═════ Material provided

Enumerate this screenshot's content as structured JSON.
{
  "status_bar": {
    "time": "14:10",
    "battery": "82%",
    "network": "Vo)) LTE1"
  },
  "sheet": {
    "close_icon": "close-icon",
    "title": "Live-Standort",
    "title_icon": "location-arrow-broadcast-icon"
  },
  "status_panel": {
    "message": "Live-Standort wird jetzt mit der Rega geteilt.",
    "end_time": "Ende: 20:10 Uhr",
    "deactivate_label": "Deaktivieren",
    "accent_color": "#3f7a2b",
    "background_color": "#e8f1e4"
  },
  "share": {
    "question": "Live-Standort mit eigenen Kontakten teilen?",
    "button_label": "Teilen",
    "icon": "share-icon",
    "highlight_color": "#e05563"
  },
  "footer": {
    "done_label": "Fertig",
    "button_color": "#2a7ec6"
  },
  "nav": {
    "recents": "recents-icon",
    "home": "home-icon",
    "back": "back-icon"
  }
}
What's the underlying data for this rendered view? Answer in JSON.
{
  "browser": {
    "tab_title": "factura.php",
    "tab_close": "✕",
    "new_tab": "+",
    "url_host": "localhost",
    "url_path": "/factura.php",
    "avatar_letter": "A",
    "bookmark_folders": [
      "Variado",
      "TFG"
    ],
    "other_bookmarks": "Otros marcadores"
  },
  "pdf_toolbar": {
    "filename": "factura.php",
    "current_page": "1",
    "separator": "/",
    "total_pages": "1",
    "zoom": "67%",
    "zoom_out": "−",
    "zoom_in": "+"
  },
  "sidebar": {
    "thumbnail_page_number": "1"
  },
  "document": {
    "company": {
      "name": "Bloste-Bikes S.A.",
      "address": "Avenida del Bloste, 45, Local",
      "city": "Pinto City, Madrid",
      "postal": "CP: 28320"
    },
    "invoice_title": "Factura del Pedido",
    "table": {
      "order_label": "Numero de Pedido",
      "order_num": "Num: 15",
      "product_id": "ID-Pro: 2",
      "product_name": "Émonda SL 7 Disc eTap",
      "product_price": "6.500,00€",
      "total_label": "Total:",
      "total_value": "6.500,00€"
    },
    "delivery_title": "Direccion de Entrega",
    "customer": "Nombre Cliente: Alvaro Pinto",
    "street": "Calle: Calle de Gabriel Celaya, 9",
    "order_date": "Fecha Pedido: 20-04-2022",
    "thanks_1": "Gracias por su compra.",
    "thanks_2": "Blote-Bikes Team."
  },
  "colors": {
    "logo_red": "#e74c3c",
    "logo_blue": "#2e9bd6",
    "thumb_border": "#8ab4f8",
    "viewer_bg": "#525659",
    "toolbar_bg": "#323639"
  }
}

══════════
═════ Material provided

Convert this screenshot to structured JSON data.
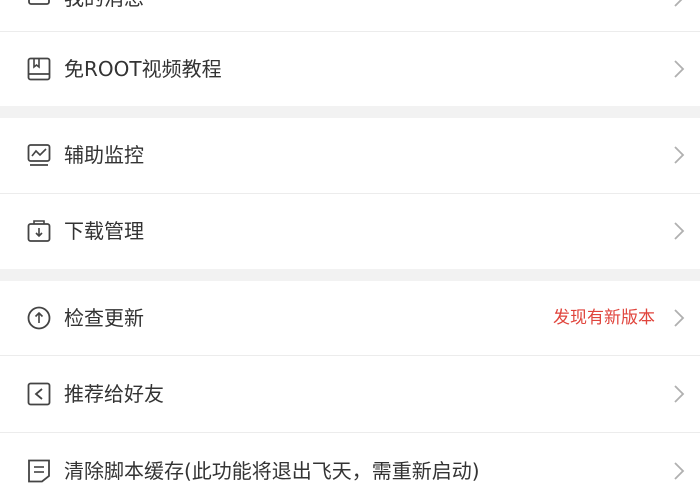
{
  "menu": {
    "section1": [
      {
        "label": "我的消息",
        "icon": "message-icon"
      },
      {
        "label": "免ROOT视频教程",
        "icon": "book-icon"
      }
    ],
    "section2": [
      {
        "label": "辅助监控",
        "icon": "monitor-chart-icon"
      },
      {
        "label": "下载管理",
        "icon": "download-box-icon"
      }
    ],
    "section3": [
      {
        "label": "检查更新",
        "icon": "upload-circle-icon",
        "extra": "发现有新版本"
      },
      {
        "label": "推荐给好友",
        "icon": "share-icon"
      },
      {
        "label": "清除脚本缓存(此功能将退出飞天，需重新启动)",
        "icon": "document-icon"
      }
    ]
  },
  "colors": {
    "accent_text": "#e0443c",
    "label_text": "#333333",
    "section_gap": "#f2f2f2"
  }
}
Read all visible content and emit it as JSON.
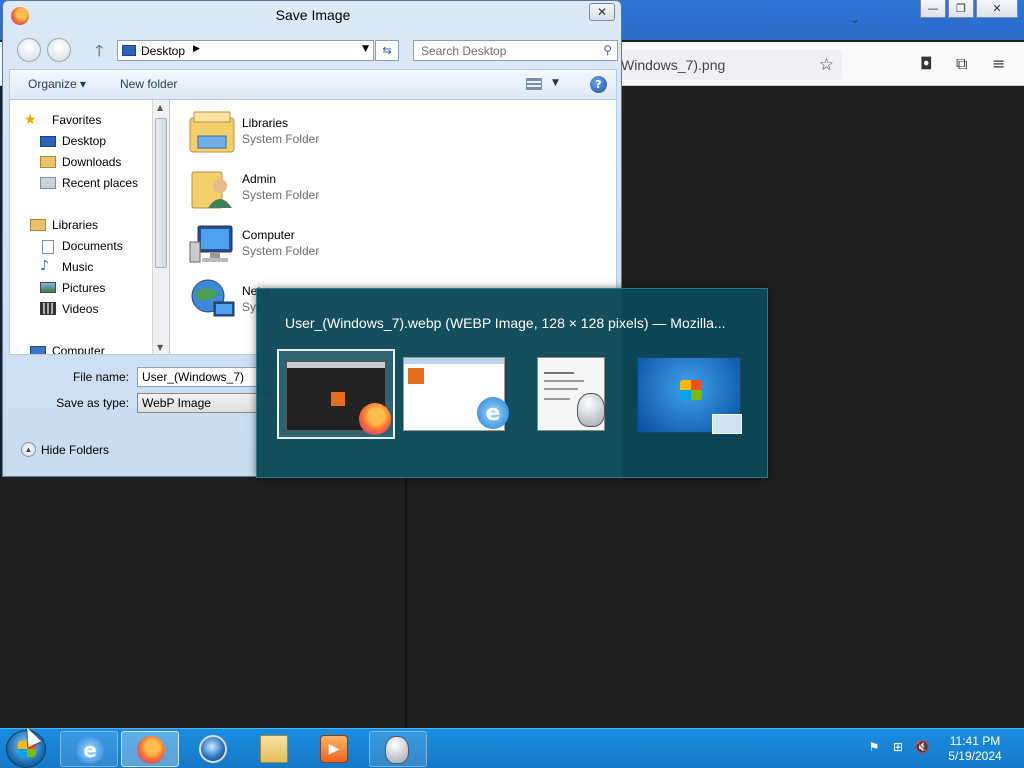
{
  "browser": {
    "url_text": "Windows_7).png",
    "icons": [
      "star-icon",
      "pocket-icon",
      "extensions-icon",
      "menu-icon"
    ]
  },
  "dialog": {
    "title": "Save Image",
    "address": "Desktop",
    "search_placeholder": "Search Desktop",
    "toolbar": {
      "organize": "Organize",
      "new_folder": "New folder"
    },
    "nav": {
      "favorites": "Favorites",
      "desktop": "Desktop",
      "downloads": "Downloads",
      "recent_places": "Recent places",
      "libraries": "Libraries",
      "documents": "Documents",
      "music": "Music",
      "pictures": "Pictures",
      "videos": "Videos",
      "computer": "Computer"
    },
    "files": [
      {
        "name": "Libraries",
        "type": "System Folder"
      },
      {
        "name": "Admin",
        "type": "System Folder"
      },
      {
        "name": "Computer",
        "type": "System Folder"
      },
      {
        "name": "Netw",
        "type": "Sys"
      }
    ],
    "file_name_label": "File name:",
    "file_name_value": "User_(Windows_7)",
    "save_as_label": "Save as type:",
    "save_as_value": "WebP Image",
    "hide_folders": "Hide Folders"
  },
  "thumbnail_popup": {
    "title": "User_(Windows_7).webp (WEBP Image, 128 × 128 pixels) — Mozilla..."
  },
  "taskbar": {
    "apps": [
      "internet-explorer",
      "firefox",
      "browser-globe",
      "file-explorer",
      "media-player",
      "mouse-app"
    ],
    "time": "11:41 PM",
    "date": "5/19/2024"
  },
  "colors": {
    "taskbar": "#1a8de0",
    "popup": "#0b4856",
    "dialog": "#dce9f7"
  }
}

══════════

▸ **Required task**: Filter the records above for "Libraries" and copy every matching line.

▸ **Response to this task**:
      "libraries": "Libraries",
        "name": "Libraries",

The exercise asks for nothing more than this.